DATA SECTION
■ ■ ■ ■

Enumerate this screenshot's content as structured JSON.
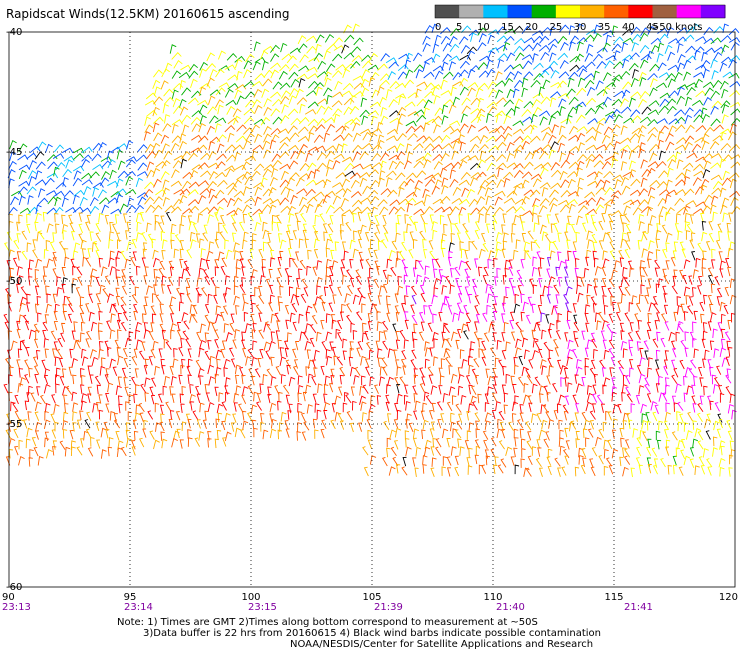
{
  "title": "Rapidscat Winds(12.5KM) 20160615 ascending",
  "legend": {
    "labels": [
      "0",
      "5",
      "10",
      "15",
      "20",
      "25",
      "30",
      "35",
      "40",
      "45",
      ">50 knots"
    ],
    "colors": [
      "#505050",
      "#b0b0b0",
      "#00c0ff",
      "#0050ff",
      "#00b000",
      "#ffff00",
      "#ffb000",
      "#ff6000",
      "#ff0000",
      "#a06040",
      "#ff00ff",
      "#8000ff"
    ]
  },
  "axes": {
    "x_ticks": [
      "90",
      "95",
      "100",
      "105",
      "110",
      "115",
      "120"
    ],
    "y_ticks": [
      "-40",
      "-45",
      "-50",
      "-55",
      "-60"
    ],
    "times": [
      "23:13",
      "23:14",
      "23:15",
      "21:39",
      "21:40",
      "21:41"
    ]
  },
  "notes": {
    "line1": "Note: 1) Times are GMT 2)Times along bottom correspond to measurement at ~50S",
    "line2": "3)Data buffer is 22 hrs from 20160615 4) Black wind barbs indicate possible contamination",
    "line3": "NOAA/NESDIS/Center for Satellite Applications and Research"
  }
}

■ ■ ■ ■

DIRECTIVE
Copy all the entries word for word. Omit any pictures.

OUTPUT OF THE TASK
Enumerate this screenshot's content as structured JSON.
{
  "title": "Rapidscat Winds(12.5KM) 20160615 ascending",
  "legend": {
    "labels": [
      "0",
      "5",
      "10",
      "15",
      "20",
      "25",
      "30",
      "35",
      "40",
      "45",
      ">50 knots"
    ],
    "colors": [
      "#505050",
      "#b0b0b0",
      "#00c0ff",
      "#0050ff",
      "#00b000",
      "#ffff00",
      "#ffb000",
      "#ff6000",
      "#ff0000",
      "#a06040",
      "#ff00ff",
      "#8000ff"
    ]
  },
  "axes": {
    "x_ticks": [
      "90",
      "95",
      "100",
      "105",
      "110",
      "115",
      "120"
    ],
    "y_ticks": [
      "-40",
      "-45",
      "-50",
      "-55",
      "-60"
    ],
    "times": [
      "23:13",
      "23:14",
      "23:15",
      "21:39",
      "21:40",
      "21:41"
    ]
  },
  "notes": {
    "line1": "Note: 1) Times are GMT 2)Times along bottom correspond to measurement at ~50S",
    "line2": "3)Data buffer is 22 hrs from 20160615 4) Black wind barbs indicate possible contamination",
    "line3": "NOAA/NESDIS/Center for Satellite Applications and Research"
  }
}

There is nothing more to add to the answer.